§ Предоставленный текст
***
В томе про Шопенгауэра кажется, что Сафрански ничем себя не сдерживал, отрываясь по полной.

Историю о прижизненном воздаянии славой, когда философ, наконец, обрёл почитателей и отклик оттягивалась автором до последнего и приходится на предпоследнюю, двадцать третью главу.

Это ведь совершенно особенный и эмоционально мощный сюжет о человеке, который всю жизнь конкурировал с Гегелем так, что об этом знал только он один и который до самой старости бился о незримую стену, покуда не отпустил ситуацию, для того, чтобы слава, подобно любви, нагрянула нечаянно, но зато по полной программе.

Причем, не от земляков, но из английского журнала, самым первым разглядевшего неизвестного гения на материке - Шопенгауэр стал знаменит только после того, как статьи эти перевели на немецкий и опубликовали в местных журналах.
***
§ Исходные данные

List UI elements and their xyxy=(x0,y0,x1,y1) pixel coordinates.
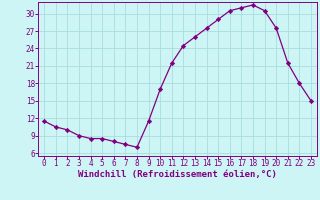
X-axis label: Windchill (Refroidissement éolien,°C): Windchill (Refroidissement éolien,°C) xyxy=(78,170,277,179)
***
§ Перечень заданий
1 – Ответьте кратко на вопросы по тексту о Шопенгауэре:
(a) В какой главе тома рассказывается о прижизненной славе философа?
(b) С кем, по словам текста, Шопенгауэр всю жизнь конкурировал?
(c) Откуда пришло первое признание Шопенгауэра?
2 – Извлеките из текста о Шопенгауэре фрагмент, начинающийся словами «Историю о прижизненном» и заканчивающийся словами «двадцать третью главу.».
Исходные данные для выполнения заданий не требуются.

§ Ответы к заданиям
1 –
(a) В предпоследней, двадцать третьей главе.
(b) С Гегелем.
(c) Из английского журнала, который первым разглядел неизвестного гения на материке.

2 –
Историю о прижизненном воздаянии славой, когда философ, наконец, обрёл почитателей и отклик оттягивалась автором до последнего и приходится на предпоследнюю, двадцать третью главу.